## REQUIREMENTS
Wherever the string "this" appears, copy the whole line.

## DATASET CONTENT
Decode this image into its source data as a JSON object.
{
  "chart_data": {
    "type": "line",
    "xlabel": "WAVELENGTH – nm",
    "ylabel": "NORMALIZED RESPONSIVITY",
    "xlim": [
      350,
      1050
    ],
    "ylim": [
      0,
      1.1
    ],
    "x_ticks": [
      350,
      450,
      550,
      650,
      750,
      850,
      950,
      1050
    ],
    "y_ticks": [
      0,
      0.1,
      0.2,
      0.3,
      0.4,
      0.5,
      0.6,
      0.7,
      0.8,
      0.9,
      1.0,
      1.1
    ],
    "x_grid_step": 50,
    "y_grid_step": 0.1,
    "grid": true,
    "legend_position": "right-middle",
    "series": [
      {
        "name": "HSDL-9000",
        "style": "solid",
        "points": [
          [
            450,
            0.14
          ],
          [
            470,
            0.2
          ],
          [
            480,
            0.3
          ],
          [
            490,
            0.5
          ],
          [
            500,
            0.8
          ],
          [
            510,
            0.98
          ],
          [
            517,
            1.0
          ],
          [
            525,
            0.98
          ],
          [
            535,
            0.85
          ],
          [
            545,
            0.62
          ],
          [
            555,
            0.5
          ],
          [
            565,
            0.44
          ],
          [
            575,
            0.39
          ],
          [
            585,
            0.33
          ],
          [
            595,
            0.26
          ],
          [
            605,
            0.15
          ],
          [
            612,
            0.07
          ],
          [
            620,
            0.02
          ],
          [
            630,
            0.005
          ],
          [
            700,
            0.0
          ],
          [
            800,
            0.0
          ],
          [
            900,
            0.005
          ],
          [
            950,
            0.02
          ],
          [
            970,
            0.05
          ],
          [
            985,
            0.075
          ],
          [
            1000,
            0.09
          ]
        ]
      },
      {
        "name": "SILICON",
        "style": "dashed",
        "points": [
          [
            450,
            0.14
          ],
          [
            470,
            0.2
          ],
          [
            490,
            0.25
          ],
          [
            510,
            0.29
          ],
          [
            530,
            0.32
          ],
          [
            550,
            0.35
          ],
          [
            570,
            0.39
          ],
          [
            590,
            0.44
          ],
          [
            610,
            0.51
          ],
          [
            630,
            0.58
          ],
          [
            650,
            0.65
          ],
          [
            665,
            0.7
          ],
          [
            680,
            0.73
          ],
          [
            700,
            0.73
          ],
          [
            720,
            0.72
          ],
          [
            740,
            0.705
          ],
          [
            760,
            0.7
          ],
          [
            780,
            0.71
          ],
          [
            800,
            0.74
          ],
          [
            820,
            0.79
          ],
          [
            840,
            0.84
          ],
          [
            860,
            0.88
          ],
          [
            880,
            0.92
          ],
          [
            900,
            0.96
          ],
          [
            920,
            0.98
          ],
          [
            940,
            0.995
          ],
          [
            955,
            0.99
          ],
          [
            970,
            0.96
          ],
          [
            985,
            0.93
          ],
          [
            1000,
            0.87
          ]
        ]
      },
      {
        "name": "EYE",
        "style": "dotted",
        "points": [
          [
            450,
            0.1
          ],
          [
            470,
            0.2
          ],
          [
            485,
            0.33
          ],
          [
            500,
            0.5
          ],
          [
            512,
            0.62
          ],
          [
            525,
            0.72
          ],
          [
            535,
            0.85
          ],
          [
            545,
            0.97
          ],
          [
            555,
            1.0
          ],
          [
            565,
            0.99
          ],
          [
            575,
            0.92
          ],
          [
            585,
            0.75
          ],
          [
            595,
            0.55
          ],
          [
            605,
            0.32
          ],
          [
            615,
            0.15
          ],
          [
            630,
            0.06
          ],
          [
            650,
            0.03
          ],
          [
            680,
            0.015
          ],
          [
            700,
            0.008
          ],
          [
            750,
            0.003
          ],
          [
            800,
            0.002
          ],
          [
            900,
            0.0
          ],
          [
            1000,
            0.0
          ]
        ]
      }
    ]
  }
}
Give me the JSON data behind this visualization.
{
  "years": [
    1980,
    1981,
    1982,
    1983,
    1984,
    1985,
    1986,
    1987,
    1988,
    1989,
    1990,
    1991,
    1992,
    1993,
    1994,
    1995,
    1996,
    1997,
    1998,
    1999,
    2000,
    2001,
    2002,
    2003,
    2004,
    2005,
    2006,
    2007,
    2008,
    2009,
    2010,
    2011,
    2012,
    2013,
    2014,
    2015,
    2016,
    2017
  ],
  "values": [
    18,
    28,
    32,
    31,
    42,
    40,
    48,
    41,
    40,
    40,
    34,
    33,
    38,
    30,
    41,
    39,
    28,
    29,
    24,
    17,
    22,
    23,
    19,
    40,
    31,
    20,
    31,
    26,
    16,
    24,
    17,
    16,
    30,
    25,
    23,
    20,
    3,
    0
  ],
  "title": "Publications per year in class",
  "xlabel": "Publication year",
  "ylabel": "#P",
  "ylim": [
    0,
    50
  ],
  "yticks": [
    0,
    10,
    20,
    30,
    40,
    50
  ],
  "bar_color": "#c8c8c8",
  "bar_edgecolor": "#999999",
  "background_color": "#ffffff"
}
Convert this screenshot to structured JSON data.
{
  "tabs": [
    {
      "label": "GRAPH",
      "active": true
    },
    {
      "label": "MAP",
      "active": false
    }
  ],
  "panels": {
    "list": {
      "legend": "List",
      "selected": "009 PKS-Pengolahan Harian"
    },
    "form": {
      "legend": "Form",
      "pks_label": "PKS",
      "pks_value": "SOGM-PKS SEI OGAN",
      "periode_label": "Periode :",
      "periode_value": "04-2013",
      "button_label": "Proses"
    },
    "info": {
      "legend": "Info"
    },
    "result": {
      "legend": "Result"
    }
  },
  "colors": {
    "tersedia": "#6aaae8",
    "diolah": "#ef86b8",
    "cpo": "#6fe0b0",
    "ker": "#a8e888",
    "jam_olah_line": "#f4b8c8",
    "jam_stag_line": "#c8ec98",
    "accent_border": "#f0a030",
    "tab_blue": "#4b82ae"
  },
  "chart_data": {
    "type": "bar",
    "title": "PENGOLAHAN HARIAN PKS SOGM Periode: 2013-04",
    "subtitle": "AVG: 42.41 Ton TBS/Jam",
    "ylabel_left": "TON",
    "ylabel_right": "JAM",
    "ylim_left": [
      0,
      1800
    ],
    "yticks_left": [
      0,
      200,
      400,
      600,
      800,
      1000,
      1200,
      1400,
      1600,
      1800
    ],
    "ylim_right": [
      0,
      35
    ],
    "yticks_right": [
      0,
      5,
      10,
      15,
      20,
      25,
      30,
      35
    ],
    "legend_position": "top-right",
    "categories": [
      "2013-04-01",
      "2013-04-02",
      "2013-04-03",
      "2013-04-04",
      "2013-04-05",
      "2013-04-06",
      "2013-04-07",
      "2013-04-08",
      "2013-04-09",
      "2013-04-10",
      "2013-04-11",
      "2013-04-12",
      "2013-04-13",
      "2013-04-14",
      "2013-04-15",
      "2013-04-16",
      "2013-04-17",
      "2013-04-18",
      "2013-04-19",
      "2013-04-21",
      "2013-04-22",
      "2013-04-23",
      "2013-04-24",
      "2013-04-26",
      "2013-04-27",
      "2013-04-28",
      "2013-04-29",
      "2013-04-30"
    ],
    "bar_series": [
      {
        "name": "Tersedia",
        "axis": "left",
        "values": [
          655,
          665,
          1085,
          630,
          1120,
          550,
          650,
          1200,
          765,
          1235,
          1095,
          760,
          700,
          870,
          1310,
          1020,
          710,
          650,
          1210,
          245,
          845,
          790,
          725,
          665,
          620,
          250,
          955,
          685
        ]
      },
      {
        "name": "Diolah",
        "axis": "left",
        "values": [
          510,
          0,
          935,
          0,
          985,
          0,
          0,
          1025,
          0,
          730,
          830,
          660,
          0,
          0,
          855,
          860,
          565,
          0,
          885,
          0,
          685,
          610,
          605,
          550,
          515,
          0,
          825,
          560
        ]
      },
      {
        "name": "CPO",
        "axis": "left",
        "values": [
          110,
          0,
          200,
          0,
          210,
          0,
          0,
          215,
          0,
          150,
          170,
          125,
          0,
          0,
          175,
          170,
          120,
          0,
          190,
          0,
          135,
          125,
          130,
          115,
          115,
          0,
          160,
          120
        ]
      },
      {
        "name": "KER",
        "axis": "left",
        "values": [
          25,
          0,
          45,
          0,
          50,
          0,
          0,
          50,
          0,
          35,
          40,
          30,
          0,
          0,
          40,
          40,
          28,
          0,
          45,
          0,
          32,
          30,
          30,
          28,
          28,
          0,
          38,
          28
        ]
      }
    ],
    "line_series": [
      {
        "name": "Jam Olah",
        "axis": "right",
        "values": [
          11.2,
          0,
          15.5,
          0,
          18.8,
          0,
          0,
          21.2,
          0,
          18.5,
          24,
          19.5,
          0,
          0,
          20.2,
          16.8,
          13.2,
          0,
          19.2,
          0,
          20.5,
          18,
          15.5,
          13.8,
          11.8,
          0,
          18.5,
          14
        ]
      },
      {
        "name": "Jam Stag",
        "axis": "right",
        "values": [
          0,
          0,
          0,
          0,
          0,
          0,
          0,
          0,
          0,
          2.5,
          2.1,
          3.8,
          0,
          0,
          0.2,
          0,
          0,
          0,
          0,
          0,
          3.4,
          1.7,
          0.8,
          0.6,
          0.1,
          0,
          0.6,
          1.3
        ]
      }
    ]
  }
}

## EXERCISE SOLUTION
Decode this image into its source data as a JSON object.
Give me the JSON data behind this visualization.
Convert this screenshot to structured JSON data.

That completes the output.